**DATASET RECORDS:**
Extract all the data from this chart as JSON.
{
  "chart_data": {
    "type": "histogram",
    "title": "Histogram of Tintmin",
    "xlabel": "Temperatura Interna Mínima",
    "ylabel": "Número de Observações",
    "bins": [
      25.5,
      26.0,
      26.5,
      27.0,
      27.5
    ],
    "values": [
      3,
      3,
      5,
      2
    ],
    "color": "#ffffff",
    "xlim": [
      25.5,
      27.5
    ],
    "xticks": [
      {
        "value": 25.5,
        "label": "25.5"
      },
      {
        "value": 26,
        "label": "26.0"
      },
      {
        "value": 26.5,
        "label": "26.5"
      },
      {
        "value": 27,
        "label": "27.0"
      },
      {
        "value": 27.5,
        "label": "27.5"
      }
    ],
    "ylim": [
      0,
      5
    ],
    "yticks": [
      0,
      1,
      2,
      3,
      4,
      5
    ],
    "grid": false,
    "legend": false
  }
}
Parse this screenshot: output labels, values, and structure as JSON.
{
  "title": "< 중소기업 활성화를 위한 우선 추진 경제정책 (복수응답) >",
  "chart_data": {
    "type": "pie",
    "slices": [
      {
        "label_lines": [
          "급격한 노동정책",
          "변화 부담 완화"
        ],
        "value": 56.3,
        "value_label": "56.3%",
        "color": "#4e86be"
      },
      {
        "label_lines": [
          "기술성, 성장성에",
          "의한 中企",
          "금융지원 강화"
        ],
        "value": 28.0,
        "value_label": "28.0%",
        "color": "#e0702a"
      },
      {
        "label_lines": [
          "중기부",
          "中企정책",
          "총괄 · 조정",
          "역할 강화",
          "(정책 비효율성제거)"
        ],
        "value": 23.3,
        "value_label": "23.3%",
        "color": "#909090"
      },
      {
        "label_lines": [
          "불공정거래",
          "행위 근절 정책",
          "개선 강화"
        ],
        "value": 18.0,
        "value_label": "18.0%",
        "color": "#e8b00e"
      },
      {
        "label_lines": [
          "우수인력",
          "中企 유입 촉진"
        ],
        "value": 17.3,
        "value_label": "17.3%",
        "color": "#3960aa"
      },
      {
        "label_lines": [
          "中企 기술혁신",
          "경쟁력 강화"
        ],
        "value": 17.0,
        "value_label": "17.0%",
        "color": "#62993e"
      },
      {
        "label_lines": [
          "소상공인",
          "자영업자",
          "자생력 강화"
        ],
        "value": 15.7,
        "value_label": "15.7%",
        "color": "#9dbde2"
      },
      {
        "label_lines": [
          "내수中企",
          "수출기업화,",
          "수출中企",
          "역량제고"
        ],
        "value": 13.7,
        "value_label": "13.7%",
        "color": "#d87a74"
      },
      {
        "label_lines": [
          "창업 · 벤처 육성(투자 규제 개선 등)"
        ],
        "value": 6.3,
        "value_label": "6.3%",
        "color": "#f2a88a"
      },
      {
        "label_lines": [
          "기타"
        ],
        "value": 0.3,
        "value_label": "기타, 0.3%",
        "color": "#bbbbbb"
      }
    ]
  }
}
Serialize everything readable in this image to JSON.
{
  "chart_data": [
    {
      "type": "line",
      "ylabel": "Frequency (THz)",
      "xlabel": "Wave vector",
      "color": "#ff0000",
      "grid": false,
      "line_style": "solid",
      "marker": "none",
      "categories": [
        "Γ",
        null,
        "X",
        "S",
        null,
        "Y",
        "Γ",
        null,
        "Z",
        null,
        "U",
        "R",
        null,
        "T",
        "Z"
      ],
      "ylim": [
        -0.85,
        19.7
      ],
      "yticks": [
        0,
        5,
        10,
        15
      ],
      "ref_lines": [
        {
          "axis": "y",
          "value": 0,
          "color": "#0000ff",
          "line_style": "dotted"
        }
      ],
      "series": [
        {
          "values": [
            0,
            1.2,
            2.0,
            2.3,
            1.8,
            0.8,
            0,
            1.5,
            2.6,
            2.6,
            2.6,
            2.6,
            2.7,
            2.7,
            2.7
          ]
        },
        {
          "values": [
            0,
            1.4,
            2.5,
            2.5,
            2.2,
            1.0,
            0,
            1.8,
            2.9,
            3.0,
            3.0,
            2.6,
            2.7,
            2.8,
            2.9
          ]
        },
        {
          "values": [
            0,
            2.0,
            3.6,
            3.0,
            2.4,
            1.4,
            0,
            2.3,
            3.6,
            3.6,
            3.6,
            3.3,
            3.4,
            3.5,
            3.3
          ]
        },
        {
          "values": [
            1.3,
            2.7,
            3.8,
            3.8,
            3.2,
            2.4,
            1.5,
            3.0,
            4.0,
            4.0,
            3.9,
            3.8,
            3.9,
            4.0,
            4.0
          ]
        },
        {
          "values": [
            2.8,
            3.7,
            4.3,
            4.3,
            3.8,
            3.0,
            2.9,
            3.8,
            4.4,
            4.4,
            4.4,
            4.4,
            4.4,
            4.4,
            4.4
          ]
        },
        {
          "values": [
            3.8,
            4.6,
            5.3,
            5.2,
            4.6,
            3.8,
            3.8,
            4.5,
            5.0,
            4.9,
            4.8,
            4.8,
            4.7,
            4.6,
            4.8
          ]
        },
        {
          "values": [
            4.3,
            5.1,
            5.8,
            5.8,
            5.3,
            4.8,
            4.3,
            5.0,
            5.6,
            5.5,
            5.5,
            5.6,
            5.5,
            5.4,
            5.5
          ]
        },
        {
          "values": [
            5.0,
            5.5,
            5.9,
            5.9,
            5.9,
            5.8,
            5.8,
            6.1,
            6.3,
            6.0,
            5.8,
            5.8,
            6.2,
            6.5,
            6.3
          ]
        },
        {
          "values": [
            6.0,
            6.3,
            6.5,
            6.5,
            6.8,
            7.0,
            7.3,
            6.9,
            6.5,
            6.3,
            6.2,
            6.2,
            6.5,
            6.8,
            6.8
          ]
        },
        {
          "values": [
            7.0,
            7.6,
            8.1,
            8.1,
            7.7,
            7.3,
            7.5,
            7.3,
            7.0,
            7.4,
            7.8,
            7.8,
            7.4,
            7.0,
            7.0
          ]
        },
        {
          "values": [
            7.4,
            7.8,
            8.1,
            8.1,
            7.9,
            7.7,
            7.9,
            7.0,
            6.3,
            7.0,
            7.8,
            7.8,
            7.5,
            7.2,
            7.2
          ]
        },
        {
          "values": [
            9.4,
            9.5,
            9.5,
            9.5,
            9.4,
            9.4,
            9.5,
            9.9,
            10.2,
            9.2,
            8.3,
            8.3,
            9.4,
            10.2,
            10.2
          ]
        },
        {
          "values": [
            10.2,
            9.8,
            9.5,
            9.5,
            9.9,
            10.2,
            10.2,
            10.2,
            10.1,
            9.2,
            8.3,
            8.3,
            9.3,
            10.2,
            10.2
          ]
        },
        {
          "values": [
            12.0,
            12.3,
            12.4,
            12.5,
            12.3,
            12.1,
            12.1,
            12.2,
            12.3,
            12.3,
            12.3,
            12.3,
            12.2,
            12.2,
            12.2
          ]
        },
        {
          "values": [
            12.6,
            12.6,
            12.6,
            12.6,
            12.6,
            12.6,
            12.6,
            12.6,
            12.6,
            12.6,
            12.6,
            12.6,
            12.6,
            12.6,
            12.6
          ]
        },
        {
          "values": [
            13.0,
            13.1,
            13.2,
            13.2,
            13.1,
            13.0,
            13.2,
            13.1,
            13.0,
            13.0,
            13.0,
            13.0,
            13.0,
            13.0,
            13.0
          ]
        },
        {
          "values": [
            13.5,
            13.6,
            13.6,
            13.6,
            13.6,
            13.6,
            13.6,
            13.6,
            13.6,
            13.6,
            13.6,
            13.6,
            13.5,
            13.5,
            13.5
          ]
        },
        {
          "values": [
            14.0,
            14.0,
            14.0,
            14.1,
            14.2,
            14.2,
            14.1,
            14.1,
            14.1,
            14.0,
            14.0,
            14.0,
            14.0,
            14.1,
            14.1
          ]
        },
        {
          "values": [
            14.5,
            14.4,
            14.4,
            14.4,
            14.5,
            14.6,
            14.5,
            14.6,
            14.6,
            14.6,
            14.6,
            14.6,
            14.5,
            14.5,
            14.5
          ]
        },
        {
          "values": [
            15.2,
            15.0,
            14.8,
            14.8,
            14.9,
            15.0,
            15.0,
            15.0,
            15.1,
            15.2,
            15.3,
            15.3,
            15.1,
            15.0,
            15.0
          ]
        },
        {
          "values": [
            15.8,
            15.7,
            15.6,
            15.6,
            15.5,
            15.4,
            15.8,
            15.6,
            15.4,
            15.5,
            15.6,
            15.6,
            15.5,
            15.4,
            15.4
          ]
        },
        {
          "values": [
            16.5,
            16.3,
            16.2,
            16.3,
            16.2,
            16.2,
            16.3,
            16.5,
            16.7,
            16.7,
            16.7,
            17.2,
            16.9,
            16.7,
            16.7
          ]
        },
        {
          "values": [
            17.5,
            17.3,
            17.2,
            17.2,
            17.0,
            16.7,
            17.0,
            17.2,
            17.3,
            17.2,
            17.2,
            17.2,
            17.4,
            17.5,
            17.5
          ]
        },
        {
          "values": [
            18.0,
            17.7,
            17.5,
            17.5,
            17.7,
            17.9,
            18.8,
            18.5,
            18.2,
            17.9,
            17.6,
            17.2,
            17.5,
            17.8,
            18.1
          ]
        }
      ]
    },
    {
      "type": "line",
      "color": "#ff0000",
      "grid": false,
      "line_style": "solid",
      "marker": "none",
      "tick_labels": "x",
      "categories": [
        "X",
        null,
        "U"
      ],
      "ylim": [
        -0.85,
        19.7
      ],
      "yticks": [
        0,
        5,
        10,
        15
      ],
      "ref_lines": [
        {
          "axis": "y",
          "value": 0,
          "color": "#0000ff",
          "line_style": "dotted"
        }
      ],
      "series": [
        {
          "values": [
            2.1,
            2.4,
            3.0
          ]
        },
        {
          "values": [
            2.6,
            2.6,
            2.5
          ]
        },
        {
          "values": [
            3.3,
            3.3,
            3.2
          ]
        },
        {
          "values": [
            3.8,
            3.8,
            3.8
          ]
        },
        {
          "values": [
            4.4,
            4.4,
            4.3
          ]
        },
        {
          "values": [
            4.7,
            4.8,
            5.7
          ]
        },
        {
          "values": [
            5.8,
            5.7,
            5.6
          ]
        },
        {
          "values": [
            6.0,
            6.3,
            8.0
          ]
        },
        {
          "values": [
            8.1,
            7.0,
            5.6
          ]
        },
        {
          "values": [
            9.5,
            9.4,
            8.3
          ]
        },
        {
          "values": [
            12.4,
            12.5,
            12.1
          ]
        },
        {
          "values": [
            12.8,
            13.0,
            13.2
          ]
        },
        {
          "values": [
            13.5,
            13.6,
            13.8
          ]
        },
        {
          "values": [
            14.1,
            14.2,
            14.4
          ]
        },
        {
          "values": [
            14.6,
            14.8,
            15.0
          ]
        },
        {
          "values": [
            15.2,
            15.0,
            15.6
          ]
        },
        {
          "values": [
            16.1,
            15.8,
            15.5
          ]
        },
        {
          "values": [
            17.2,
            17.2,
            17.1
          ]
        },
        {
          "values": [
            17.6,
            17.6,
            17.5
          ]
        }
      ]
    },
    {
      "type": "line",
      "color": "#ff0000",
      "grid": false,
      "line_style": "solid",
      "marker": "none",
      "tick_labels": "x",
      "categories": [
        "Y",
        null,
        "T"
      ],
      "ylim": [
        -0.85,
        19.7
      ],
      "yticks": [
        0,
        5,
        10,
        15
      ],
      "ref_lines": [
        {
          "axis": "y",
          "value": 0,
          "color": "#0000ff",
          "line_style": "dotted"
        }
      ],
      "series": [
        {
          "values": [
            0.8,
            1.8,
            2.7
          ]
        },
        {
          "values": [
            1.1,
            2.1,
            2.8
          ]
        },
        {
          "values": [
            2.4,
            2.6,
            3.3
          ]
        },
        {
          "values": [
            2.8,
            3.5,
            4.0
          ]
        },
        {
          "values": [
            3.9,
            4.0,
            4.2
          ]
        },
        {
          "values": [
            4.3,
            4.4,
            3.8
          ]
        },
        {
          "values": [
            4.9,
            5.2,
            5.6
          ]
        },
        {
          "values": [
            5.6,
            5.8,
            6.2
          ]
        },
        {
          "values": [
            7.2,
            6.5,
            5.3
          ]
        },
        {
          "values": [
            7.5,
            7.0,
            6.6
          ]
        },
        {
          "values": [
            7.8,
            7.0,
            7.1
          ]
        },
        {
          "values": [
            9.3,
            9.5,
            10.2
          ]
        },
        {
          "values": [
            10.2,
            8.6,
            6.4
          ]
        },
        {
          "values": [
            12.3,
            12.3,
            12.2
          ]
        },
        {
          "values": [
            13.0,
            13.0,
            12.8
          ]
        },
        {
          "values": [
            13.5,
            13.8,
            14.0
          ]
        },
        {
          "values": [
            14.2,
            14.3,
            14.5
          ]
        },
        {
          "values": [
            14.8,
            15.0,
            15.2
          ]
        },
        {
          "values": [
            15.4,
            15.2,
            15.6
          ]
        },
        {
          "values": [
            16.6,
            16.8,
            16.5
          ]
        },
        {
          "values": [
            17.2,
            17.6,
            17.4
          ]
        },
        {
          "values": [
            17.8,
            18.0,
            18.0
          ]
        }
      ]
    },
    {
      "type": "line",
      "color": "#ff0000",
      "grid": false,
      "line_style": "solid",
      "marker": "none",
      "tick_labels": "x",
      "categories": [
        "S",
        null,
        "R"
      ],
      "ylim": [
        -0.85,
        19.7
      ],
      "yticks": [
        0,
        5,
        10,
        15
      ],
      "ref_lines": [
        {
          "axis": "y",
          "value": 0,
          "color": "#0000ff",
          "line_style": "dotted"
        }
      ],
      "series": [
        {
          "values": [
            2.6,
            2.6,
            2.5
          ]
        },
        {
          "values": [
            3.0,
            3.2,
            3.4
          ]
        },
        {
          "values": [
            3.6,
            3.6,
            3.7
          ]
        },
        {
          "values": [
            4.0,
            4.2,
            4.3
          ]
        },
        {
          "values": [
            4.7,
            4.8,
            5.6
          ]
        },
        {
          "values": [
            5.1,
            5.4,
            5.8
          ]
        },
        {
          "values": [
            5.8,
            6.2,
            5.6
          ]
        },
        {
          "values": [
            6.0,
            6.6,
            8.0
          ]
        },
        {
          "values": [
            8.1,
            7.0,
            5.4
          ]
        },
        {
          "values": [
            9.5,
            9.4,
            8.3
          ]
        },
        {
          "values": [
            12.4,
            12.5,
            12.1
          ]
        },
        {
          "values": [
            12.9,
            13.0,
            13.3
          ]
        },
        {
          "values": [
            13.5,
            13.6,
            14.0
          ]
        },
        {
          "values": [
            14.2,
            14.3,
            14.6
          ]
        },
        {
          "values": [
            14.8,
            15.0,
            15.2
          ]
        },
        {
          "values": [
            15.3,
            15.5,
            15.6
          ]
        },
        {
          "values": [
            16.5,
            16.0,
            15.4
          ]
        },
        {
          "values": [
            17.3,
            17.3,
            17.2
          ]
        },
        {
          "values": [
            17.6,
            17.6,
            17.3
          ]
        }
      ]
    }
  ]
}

**WRITTEN EXERCISE:**
Of all the lines in the listing above, how many contain the word "this"? Answer with the number alone.

**TASK OUTPUT:**
3